- [Task to complete]: Give back every line exactly as it appears, pictures excluded.

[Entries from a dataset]
-=-=-=-=-

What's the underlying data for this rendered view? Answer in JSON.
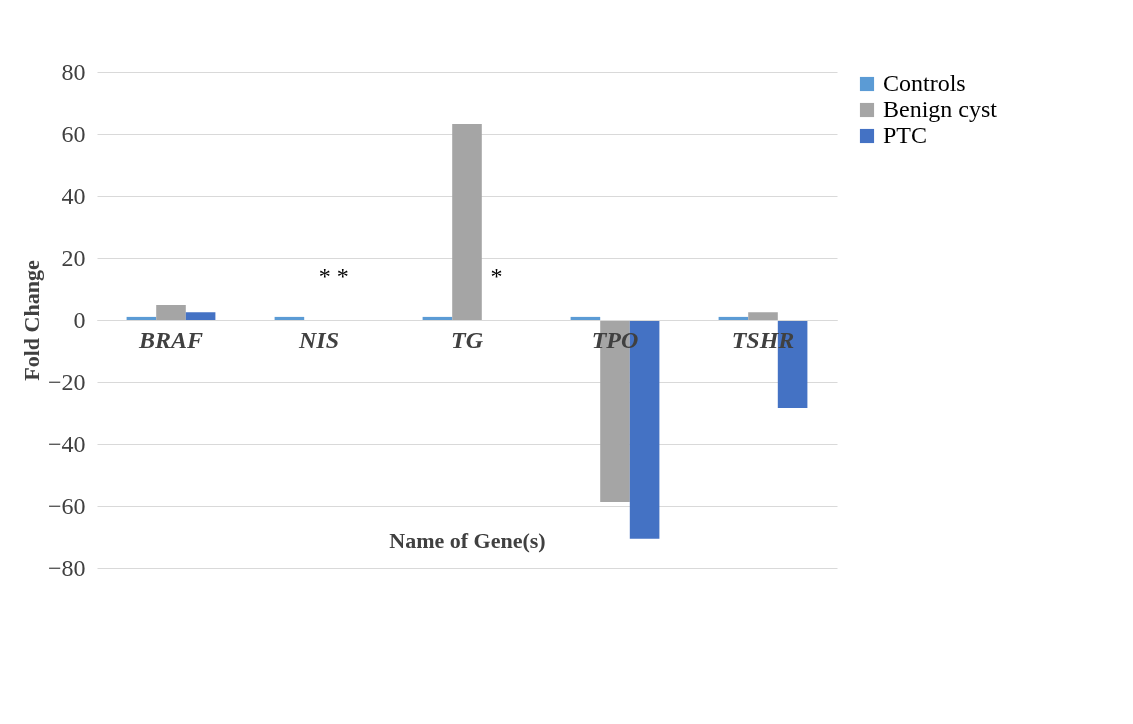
{
  "chart_data": {
    "type": "bar",
    "xlabel": "Name of Gene(s)",
    "ylabel": "Fold Change",
    "categories": [
      "BRAF",
      "NIS",
      "TG",
      "TPO",
      "TSHR"
    ],
    "series": [
      {
        "name": "Controls",
        "color": "#5b9bd5",
        "values": [
          1,
          1,
          1,
          1,
          1
        ]
      },
      {
        "name": "Benign cyst",
        "color": "#a5a5a5",
        "values": [
          4.8,
          null,
          63.2,
          -58.7,
          2.5
        ]
      },
      {
        "name": "PTC",
        "color": "#4472c4",
        "values": [
          2.5,
          null,
          null,
          -70.6,
          -28.4
        ]
      }
    ],
    "annotations": [
      "*  *",
      "*"
    ],
    "ylim": [
      -80,
      80
    ],
    "yticks": [
      -80,
      -60,
      -40,
      -20,
      0,
      20,
      40,
      60,
      80
    ],
    "grid": "y",
    "legend": "right"
  }
}
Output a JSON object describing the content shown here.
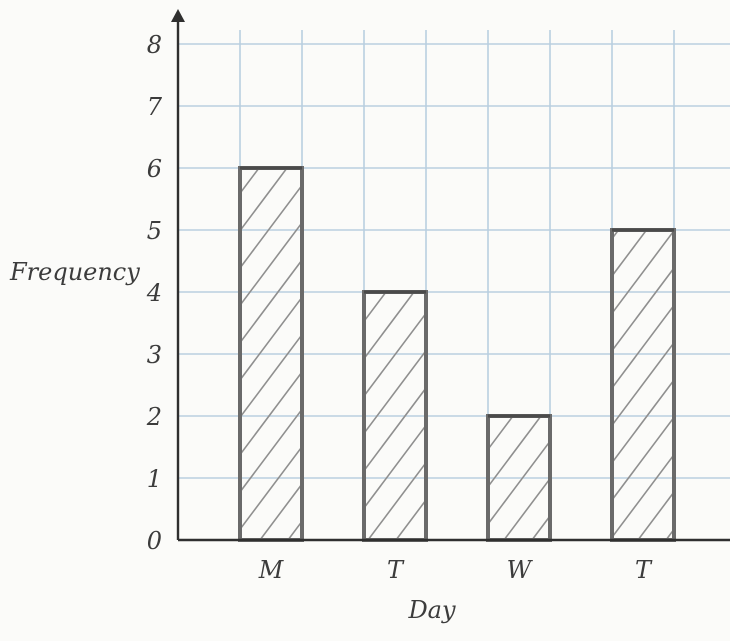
{
  "chart_data": {
    "type": "bar",
    "categories": [
      "M",
      "T",
      "W",
      "T"
    ],
    "values": [
      6,
      4,
      2,
      5
    ],
    "title": "",
    "xlabel": "Day",
    "ylabel": "Frequency",
    "ylim": [
      0,
      8
    ],
    "yticks": [
      "0",
      "1",
      "2",
      "3",
      "4",
      "5",
      "6",
      "7",
      "8"
    ],
    "grid": true,
    "bar_style": "hatched"
  },
  "colors": {
    "grid": "#b9cfe0",
    "axis": "#2f2f2f",
    "bar_outline": "#6a6a6a",
    "hatch": "#8f8f8f",
    "text": "#3c3c3c",
    "paper": "#fbfbf9"
  }
}
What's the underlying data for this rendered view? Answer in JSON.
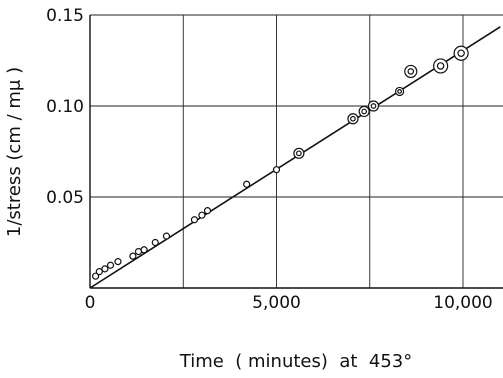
{
  "chart_data": {
    "type": "scatter",
    "title": "",
    "xlabel": "Time  ( minutes)  at  453°",
    "ylabel": "1/stress (cm / mμ )",
    "xlim": [
      0,
      11000
    ],
    "ylim": [
      0,
      0.15
    ],
    "xticks": [
      0,
      5000,
      10000
    ],
    "xtick_labels": [
      "0",
      "5,000",
      "10,000"
    ],
    "yticks": [
      0.05,
      0.1,
      0.15
    ],
    "ytick_labels": [
      "0.05",
      "0.10",
      "0.15"
    ],
    "grid": true,
    "fit_line": {
      "x": [
        0,
        11000
      ],
      "y": [
        0,
        0.1435
      ]
    },
    "series": [
      {
        "marker": "open-circle",
        "points": [
          {
            "x": 150,
            "y": 0.0065,
            "r": 3
          },
          {
            "x": 250,
            "y": 0.009,
            "r": 3
          },
          {
            "x": 400,
            "y": 0.0105,
            "r": 3
          },
          {
            "x": 550,
            "y": 0.0125,
            "r": 3
          },
          {
            "x": 750,
            "y": 0.0145,
            "r": 3
          },
          {
            "x": 1150,
            "y": 0.0175,
            "r": 3
          },
          {
            "x": 1300,
            "y": 0.02,
            "r": 3
          },
          {
            "x": 1450,
            "y": 0.021,
            "r": 3
          },
          {
            "x": 1750,
            "y": 0.025,
            "r": 3
          },
          {
            "x": 2050,
            "y": 0.0285,
            "r": 3
          },
          {
            "x": 2800,
            "y": 0.0375,
            "r": 3
          },
          {
            "x": 3000,
            "y": 0.04,
            "r": 3
          },
          {
            "x": 3150,
            "y": 0.0425,
            "r": 3
          },
          {
            "x": 4200,
            "y": 0.057,
            "r": 3
          },
          {
            "x": 5000,
            "y": 0.065,
            "r": 3
          }
        ]
      },
      {
        "marker": "ringed-circle",
        "points": [
          {
            "x": 5600,
            "y": 0.074,
            "r": 5
          },
          {
            "x": 7050,
            "y": 0.093,
            "r": 5
          },
          {
            "x": 7350,
            "y": 0.097,
            "r": 5
          },
          {
            "x": 7600,
            "y": 0.1,
            "r": 5
          },
          {
            "x": 8300,
            "y": 0.108,
            "r": 4
          },
          {
            "x": 8600,
            "y": 0.119,
            "r": 6
          },
          {
            "x": 9400,
            "y": 0.122,
            "r": 7
          },
          {
            "x": 9950,
            "y": 0.129,
            "r": 7
          }
        ]
      }
    ]
  }
}
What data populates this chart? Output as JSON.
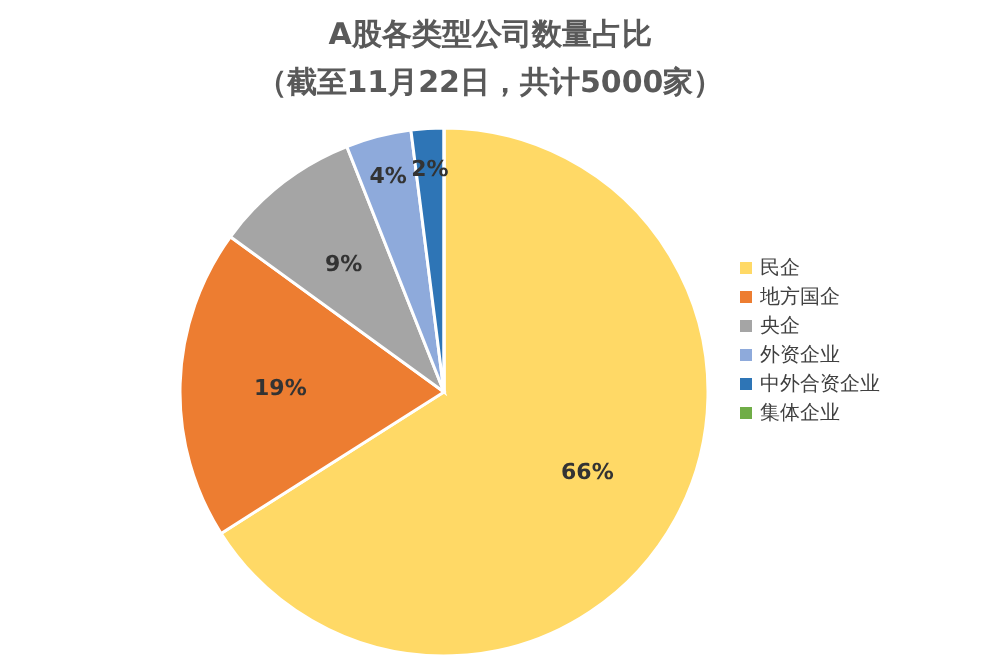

-=-=-=-=-

- [Task result]:
What's the underlying data for this rendered view? Answer in JSON.
{
  "chart_data": {
    "type": "bar",
    "xlabel": "Name of Gene(s)",
    "ylabel": "Fold Change",
    "categories": [
      "BRAF",
      "NIS",
      "TG",
      "TPO",
      "TSHR"
    ],
    "series": [
      {
        "name": "Controls",
        "color": "#5b9bd5",
        "values": [
          1,
          1,
          1,
          1,
          1
        ]
      },
      {
        "name": "Benign cyst",
        "color": "#a5a5a5",
        "values": [
          4.8,
          null,
          63.2,
          -58.7,
          2.5
        ]
      },
      {
        "name": "PTC",
        "color": "#4472c4",
        "values": [
          2.5,
          null,
          null,
          -70.6,
          -28.4
        ]
      }
    ],
    "annotations": [
      "*  *",
      "*"
    ],
    "ylim": [
      -80,
      80
    ],
    "yticks": [
      -80,
      -60,
      -40,
      -20,
      0,
      20,
      40,
      60,
      80
    ],
    "grid": "y",
    "legend": "right"
  }
}
Output a JSON object describing the content shown here.
{
  "chart_data": {
    "type": "bar",
    "categories": [
      "M",
      "T",
      "W",
      "T"
    ],
    "values": [
      6,
      4,
      2,
      5
    ],
    "title": "",
    "xlabel": "Day",
    "ylabel": "Frequency",
    "ylim": [
      0,
      8
    ],
    "yticks": [
      "0",
      "1",
      "2",
      "3",
      "4",
      "5",
      "6",
      "7",
      "8"
    ],
    "grid": true,
    "bar_style": "hatched"
  },
  "colors": {
    "grid": "#b9cfe0",
    "axis": "#2f2f2f",
    "bar_outline": "#6a6a6a",
    "hatch": "#8f8f8f",
    "text": "#3c3c3c",
    "paper": "#fbfbf9"
  }
}
What's the underlying data for this rendered view? Answer in JSON.
{
  "chart_data": {
    "type": "scatter",
    "title": "",
    "xlabel": "Time  ( minutes)  at  453°",
    "ylabel": "1/stress (cm / mμ )",
    "xlim": [
      0,
      11000
    ],
    "ylim": [
      0,
      0.15
    ],
    "xticks": [
      0,
      5000,
      10000
    ],
    "xtick_labels": [
      "0",
      "5,000",
      "10,000"
    ],
    "yticks": [
      0.05,
      0.1,
      0.15
    ],
    "ytick_labels": [
      "0.05",
      "0.10",
      "0.15"
    ],
    "grid": true,
    "fit_line": {
      "x": [
        0,
        11000
      ],
      "y": [
        0,
        0.1435
      ]
    },
    "series": [
      {
        "marker": "open-circle",
        "points": [
          {
            "x": 150,
            "y": 0.0065,
            "r": 3
          },
          {
            "x": 250,
            "y": 0.009,
            "r": 3
          },
          {
            "x": 400,
            "y": 0.0105,
            "r": 3
          },
          {
            "x": 550,
            "y": 0.0125,
            "r": 3
          },
          {
            "x": 750,
            "y": 0.0145,
            "r": 3
          },
          {
            "x": 1150,
            "y": 0.0175,
            "r": 3
          },
          {
            "x": 1300,
            "y": 0.02,
            "r": 3
          },
          {
            "x": 1450,
            "y": 0.021,
            "r": 3
          },
          {
            "x": 1750,
            "y": 0.025,
            "r": 3
          },
          {
            "x": 2050,
            "y": 0.0285,
            "r": 3
          },
          {
            "x": 2800,
            "y": 0.0375,
            "r": 3
          },
          {
            "x": 3000,
            "y": 0.04,
            "r": 3
          },
          {
            "x": 3150,
            "y": 0.0425,
            "r": 3
          },
          {
            "x": 4200,
            "y": 0.057,
            "r": 3
          },
          {
            "x": 5000,
            "y": 0.065,
            "r": 3
          }
        ]
      },
      {
        "marker": "ringed-circle",
        "points": [
          {
            "x": 5600,
            "y": 0.074,
            "r": 5
          },
          {
            "x": 7050,
            "y": 0.093,
            "r": 5
          },
          {
            "x": 7350,
            "y": 0.097,
            "r": 5
          },
          {
            "x": 7600,
            "y": 0.1,
            "r": 5
          },
          {
            "x": 8300,
            "y": 0.108,
            "r": 4
          },
          {
            "x": 8600,
            "y": 0.119,
            "r": 6
          },
          {
            "x": 9400,
            "y": 0.122,
            "r": 7
          },
          {
            "x": 9950,
            "y": 0.129,
            "r": 7
          }
        ]
      }
    ]
  }
}
What data populates this chart? Output as JSON.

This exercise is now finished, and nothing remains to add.